[Excerpts from a figure dataset]
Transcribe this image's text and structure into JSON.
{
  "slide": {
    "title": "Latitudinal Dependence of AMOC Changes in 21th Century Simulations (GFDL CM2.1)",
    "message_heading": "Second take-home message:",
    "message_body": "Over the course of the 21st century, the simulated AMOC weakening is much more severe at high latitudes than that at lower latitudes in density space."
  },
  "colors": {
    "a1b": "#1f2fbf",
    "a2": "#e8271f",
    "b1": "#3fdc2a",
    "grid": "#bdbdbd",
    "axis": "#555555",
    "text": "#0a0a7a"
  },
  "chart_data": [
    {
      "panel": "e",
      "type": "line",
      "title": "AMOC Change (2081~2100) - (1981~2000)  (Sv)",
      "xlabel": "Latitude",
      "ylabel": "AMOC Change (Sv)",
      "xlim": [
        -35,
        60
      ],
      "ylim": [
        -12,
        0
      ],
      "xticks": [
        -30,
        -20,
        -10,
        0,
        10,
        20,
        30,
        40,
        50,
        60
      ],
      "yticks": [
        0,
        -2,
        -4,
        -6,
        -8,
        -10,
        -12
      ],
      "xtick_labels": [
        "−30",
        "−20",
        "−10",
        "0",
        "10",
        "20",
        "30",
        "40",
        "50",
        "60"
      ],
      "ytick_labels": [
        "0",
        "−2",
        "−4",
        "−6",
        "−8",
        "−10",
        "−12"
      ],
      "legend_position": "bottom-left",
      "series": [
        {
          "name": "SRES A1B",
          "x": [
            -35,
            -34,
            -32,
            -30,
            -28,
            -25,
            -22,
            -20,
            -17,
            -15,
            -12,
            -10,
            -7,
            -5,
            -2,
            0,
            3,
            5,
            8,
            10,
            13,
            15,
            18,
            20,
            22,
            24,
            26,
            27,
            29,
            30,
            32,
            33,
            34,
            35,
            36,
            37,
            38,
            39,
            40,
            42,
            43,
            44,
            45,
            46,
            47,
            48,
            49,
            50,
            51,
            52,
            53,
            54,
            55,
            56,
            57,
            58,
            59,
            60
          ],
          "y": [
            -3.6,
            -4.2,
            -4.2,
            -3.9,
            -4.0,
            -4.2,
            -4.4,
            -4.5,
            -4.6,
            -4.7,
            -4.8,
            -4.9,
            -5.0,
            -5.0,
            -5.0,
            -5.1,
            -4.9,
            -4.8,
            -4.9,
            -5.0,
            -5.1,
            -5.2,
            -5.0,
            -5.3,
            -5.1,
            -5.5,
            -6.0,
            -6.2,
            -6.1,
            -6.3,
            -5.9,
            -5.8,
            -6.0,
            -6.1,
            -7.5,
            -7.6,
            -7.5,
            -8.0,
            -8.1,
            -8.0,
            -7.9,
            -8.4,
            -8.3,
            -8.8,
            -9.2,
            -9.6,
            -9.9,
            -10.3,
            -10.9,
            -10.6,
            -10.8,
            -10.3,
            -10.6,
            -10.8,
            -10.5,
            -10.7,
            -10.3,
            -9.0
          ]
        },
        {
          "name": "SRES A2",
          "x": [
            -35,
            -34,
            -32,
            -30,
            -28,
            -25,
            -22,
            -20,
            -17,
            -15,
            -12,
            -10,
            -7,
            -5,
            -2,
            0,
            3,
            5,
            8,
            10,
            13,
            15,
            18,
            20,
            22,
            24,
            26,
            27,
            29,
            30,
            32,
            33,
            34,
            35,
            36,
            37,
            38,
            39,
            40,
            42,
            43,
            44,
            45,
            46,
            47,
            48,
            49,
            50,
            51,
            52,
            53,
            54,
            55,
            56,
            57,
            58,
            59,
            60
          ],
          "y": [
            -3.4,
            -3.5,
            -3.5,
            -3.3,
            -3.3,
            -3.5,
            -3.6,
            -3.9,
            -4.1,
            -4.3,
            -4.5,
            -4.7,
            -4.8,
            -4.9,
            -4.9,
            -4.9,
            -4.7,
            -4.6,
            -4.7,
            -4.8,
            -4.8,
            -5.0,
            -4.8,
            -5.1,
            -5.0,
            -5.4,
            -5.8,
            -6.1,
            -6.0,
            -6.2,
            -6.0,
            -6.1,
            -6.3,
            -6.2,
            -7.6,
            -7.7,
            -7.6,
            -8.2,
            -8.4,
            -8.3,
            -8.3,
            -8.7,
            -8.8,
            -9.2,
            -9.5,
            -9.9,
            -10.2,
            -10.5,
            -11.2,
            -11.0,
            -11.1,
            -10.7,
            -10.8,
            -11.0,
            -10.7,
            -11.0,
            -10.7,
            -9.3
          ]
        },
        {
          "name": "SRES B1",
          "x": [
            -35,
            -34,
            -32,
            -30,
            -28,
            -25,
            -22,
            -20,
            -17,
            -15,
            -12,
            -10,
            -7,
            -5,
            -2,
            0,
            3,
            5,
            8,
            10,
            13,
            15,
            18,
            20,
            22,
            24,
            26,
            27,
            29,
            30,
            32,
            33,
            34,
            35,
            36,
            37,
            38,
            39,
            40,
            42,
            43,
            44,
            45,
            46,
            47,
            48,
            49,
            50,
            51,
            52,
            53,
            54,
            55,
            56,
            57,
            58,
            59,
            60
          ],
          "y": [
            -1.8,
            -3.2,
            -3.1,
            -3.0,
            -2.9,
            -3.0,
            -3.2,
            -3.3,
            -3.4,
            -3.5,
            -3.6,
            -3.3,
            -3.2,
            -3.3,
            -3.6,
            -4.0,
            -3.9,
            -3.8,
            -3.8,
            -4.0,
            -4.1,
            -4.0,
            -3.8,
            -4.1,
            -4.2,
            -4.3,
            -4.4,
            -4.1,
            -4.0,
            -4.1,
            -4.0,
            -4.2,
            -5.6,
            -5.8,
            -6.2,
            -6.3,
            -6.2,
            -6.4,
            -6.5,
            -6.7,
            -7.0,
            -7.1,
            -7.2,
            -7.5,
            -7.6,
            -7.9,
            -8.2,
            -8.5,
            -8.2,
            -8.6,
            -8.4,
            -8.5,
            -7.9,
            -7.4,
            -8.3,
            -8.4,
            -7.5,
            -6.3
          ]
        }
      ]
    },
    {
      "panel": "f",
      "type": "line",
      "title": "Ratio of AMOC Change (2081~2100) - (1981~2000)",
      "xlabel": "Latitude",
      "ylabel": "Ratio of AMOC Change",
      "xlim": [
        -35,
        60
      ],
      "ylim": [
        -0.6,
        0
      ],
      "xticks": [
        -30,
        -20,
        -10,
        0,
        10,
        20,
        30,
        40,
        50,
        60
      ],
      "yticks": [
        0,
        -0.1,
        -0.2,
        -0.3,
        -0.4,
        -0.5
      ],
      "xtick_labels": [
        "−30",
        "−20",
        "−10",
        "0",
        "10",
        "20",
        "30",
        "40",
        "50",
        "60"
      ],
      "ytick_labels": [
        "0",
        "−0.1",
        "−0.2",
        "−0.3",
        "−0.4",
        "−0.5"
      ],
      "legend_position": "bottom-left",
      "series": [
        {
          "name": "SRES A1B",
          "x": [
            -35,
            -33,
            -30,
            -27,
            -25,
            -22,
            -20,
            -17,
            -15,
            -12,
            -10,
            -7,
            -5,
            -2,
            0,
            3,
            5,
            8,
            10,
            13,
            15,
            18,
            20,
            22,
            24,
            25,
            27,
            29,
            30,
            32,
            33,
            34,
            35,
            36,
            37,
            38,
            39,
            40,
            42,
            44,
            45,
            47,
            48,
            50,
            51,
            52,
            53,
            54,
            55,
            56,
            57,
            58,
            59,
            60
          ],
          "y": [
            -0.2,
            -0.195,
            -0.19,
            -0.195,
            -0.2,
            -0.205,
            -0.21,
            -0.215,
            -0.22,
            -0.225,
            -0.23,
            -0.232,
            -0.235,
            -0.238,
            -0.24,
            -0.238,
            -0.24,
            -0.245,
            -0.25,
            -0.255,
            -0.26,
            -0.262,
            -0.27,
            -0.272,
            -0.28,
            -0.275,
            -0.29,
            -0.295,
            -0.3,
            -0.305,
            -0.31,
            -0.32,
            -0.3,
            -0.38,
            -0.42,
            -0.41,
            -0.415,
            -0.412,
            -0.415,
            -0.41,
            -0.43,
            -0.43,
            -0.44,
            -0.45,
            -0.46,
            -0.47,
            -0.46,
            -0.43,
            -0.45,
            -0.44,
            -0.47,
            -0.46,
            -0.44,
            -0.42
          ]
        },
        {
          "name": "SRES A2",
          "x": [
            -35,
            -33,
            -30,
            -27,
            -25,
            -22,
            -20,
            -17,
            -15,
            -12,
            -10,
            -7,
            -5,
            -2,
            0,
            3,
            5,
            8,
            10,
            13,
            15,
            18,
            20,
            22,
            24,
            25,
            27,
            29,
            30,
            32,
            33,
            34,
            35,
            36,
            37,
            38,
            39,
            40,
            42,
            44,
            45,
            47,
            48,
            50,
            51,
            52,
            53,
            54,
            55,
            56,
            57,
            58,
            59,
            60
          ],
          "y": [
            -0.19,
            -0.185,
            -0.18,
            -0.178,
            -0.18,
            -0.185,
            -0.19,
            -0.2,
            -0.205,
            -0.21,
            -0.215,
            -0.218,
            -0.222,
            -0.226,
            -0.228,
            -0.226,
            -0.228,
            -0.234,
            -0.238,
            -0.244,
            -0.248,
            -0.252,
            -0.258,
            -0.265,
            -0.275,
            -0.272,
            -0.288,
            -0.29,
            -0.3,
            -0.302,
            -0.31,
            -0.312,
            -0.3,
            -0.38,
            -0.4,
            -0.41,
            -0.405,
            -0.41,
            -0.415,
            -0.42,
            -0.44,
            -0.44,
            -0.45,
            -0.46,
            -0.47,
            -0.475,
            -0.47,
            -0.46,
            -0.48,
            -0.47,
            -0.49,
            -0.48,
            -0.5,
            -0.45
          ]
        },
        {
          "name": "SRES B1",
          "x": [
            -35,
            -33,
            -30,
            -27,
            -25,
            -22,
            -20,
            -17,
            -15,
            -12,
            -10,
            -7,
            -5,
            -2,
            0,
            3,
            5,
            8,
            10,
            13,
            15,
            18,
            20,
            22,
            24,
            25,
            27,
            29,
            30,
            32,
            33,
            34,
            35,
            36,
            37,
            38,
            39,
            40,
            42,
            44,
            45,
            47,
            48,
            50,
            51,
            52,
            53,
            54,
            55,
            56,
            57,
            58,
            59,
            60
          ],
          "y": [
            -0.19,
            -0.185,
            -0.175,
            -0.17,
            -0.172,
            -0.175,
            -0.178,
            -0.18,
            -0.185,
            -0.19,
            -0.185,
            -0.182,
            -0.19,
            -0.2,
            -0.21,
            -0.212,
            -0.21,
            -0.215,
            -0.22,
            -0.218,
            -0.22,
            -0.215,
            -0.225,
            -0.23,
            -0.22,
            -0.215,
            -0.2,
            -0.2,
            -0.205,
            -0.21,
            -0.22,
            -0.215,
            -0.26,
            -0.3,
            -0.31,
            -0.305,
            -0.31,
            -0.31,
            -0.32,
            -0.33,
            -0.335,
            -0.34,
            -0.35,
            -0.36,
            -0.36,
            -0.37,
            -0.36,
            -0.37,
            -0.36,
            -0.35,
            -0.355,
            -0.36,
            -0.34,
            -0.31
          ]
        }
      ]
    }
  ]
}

> Requirement:
Give only the number of lines that include the word "AMOC".

> Response to this exercise:
6